-- Start of MATERIAL PROVIDED --
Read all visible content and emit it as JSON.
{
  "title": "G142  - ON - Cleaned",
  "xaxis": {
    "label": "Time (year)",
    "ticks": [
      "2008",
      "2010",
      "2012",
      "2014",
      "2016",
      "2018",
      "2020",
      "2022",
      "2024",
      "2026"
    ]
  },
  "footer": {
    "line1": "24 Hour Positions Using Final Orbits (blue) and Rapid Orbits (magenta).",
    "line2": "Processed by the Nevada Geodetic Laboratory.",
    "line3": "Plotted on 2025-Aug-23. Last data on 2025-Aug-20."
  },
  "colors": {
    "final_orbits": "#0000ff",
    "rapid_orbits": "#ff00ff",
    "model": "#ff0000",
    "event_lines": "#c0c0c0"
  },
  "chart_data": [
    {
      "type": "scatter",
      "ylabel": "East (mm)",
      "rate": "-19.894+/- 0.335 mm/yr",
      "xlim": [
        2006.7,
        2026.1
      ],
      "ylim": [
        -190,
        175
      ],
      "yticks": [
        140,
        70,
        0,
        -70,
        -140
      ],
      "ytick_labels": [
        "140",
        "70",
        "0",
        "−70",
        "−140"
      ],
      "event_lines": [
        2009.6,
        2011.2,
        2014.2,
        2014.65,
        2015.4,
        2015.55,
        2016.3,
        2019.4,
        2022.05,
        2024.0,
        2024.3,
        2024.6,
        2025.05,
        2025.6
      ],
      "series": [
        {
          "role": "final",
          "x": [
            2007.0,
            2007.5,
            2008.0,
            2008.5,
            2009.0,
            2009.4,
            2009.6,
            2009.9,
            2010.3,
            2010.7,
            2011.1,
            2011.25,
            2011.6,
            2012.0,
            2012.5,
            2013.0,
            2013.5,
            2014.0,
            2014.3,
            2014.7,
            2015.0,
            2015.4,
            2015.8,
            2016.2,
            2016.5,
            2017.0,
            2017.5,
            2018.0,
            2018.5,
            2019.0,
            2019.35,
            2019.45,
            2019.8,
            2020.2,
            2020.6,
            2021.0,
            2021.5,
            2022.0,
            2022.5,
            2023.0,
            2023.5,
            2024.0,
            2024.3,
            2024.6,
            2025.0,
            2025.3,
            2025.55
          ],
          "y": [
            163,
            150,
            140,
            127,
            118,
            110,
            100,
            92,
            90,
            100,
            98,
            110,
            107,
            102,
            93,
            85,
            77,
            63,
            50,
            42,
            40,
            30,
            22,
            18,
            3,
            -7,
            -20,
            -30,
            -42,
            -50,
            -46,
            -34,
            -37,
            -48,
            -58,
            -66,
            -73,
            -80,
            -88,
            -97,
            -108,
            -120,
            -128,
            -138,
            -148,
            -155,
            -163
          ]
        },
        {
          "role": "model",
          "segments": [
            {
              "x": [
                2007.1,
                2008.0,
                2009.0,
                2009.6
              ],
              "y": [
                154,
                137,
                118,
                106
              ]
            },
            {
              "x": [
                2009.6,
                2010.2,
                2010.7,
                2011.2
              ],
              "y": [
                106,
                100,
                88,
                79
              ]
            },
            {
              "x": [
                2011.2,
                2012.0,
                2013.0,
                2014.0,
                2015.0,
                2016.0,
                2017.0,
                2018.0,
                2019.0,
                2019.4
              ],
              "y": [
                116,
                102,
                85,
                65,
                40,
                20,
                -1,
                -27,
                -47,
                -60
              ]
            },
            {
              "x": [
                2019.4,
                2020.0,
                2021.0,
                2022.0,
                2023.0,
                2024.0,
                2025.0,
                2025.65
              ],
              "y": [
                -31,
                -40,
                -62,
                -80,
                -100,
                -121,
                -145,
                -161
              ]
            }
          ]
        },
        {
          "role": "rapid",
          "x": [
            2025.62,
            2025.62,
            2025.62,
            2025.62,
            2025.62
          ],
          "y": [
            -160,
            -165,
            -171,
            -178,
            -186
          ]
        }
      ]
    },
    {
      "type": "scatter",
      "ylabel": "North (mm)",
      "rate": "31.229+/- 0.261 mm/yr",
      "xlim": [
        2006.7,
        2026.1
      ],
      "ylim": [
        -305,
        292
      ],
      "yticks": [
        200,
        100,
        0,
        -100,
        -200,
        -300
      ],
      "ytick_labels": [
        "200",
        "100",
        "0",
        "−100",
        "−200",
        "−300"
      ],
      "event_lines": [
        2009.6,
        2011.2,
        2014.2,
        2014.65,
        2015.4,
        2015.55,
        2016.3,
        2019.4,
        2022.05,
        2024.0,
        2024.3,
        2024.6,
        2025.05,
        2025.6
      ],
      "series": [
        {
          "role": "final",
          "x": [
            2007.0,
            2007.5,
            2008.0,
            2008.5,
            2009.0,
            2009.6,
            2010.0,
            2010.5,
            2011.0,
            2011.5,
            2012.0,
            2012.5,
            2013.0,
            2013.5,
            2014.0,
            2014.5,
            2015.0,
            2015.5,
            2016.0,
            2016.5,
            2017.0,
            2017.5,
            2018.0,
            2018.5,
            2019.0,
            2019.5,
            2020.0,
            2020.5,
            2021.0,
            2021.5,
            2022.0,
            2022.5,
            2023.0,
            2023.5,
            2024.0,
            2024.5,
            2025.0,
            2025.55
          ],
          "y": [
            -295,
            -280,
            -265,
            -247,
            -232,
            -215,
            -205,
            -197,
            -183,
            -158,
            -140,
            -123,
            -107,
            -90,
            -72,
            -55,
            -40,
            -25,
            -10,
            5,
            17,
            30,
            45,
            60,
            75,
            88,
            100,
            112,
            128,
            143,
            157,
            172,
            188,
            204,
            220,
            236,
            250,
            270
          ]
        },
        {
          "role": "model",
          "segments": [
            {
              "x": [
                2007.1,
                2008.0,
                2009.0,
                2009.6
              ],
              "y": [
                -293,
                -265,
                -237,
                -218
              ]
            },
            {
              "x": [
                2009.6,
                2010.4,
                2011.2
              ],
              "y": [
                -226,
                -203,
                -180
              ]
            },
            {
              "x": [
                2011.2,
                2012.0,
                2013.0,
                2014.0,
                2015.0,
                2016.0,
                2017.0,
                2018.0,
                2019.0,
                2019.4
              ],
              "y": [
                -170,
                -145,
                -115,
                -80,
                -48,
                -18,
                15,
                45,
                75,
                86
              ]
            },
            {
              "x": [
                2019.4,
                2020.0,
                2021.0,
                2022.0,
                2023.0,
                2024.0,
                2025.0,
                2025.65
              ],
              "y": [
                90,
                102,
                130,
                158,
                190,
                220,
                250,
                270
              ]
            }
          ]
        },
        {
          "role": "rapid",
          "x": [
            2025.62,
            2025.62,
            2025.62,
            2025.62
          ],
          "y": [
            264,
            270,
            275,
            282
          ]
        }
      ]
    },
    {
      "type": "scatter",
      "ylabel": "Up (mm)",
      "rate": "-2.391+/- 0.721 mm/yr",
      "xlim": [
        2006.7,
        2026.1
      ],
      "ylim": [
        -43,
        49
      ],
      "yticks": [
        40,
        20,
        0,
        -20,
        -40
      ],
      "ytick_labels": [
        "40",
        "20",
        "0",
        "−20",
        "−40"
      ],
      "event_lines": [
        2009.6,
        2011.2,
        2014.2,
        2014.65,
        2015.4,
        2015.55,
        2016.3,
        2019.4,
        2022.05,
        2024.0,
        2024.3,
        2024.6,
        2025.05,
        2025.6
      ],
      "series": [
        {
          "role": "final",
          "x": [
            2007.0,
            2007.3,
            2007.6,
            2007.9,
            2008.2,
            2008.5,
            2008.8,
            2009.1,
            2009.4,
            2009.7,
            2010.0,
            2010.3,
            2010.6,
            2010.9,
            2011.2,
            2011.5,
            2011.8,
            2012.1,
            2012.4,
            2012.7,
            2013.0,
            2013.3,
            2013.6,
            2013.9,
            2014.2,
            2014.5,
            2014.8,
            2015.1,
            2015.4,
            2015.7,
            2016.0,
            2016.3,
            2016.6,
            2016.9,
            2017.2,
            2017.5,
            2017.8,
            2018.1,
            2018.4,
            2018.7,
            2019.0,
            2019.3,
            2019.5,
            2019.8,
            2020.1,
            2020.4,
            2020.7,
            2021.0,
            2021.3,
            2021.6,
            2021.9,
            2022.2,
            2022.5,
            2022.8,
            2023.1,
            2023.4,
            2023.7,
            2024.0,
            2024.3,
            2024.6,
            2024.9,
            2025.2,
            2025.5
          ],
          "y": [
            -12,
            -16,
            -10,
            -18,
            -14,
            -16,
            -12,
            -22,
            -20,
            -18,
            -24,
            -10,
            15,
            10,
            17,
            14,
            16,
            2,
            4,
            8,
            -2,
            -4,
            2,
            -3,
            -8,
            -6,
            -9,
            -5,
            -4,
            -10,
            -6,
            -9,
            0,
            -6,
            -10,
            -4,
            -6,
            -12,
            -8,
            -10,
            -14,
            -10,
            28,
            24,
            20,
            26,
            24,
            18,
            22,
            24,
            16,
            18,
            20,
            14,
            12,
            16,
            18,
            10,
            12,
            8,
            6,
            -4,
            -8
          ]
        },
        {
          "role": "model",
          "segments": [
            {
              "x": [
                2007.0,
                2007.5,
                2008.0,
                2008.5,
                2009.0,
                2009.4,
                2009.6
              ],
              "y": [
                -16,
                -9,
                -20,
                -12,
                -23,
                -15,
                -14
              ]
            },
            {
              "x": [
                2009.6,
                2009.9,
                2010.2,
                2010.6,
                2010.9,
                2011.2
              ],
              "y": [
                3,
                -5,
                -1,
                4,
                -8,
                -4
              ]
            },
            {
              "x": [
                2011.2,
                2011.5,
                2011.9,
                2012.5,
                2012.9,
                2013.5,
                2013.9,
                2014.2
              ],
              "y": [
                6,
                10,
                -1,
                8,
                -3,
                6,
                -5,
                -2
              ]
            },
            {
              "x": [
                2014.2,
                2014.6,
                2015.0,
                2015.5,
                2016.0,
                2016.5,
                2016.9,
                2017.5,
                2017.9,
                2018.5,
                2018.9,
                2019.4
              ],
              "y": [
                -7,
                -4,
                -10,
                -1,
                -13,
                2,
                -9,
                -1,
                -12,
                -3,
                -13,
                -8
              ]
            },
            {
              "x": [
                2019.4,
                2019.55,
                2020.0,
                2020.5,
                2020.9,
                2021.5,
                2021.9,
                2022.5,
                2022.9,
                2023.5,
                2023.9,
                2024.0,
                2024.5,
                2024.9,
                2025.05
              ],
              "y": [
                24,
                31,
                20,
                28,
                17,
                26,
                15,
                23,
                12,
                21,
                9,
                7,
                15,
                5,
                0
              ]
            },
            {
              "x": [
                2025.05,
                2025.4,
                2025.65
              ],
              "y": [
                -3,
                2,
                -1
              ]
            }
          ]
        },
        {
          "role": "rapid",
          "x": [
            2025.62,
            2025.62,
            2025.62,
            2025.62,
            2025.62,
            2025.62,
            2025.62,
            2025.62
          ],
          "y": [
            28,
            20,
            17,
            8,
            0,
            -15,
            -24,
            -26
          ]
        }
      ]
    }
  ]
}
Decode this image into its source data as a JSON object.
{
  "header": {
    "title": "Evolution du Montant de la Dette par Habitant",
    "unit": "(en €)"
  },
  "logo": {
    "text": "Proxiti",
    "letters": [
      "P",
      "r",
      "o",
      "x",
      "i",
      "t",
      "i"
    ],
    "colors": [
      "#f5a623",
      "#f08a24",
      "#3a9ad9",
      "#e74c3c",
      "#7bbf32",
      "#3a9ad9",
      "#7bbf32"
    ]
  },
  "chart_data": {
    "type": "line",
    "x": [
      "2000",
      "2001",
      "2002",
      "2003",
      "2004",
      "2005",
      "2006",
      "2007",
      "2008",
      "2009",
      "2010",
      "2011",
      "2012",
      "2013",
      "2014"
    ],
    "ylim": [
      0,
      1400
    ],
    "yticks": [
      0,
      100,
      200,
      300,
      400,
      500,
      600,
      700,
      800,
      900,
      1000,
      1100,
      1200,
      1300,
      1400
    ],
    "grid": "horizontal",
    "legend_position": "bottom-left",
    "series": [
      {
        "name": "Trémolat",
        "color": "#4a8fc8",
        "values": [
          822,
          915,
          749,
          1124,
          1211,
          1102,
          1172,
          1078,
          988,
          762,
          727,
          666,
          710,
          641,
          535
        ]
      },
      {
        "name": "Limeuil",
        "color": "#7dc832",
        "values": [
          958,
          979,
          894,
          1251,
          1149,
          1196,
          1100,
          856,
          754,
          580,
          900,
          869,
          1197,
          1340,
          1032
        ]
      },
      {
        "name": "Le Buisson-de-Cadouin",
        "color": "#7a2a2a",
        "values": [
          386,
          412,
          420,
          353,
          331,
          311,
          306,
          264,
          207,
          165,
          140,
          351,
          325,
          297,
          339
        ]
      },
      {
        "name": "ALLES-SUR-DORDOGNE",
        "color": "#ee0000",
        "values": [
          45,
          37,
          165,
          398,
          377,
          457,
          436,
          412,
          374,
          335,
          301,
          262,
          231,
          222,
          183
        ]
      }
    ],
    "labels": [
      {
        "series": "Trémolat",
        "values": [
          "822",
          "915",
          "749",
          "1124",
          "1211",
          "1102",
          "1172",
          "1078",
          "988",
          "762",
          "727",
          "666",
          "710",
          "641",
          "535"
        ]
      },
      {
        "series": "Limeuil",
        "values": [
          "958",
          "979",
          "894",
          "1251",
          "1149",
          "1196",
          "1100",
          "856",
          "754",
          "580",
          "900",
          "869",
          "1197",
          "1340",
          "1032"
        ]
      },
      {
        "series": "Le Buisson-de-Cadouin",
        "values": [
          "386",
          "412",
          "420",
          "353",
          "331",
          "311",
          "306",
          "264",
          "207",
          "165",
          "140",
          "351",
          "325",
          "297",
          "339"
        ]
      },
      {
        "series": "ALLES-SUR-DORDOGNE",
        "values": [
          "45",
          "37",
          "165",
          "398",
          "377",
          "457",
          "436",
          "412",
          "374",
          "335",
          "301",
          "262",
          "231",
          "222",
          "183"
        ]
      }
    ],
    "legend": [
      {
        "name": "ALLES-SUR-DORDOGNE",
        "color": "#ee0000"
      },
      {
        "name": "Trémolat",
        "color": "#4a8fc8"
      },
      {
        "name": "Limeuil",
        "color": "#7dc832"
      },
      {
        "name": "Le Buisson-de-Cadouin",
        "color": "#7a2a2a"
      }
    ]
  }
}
-- End of MATERIAL PROVIDED --
PROBLEM TO WORK ON:
Show every line in the entries where the string "JSON" occurs.

ANSWER TO THE EXERCISE:
Read all visible content and emit it as JSON.
Decode this image into its source data as a JSON object.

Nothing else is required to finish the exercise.